■ **Exercise description**: All lines in which the word "bilety" occurs are to be extracted.

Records
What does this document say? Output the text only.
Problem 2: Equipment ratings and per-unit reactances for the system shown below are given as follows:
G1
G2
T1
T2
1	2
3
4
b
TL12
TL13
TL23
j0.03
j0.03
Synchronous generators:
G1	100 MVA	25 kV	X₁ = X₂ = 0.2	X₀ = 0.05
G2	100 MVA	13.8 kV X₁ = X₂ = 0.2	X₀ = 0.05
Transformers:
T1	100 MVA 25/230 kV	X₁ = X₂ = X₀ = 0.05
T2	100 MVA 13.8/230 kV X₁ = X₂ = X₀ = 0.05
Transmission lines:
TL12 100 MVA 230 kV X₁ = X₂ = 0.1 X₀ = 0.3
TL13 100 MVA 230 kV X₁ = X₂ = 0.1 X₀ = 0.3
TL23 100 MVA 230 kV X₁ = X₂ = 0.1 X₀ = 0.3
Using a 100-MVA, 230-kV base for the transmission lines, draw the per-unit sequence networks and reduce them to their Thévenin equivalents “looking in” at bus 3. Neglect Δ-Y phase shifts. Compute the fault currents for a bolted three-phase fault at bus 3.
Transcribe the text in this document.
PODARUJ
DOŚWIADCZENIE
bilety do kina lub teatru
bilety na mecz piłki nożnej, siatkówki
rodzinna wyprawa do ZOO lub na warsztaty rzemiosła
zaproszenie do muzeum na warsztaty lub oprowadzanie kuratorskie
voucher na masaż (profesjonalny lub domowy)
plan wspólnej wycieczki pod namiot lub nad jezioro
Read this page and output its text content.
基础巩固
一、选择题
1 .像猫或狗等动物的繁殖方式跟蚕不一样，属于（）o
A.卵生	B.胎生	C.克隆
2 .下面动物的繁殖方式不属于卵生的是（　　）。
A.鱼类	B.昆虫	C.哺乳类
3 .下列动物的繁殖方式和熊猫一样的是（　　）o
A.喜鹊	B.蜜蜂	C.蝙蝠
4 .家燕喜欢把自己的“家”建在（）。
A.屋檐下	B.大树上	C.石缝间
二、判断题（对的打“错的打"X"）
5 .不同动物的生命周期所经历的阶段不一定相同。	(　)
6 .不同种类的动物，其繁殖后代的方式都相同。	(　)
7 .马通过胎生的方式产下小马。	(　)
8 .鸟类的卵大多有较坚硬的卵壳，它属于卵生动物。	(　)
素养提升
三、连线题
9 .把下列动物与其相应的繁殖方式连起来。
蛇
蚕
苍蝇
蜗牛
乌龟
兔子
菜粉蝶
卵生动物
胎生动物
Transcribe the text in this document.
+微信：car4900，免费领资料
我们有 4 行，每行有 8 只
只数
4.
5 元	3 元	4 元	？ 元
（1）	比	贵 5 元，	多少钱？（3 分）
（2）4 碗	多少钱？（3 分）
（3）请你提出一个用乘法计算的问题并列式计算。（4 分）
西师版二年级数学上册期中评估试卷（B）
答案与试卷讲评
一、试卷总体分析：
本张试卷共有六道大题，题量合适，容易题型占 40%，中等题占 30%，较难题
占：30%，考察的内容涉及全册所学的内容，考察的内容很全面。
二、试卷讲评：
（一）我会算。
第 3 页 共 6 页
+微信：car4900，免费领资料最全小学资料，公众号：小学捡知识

■ **Exercise output**:
bilety do kina lub teatru
bilety na mecz piłki nożnej, siatkówki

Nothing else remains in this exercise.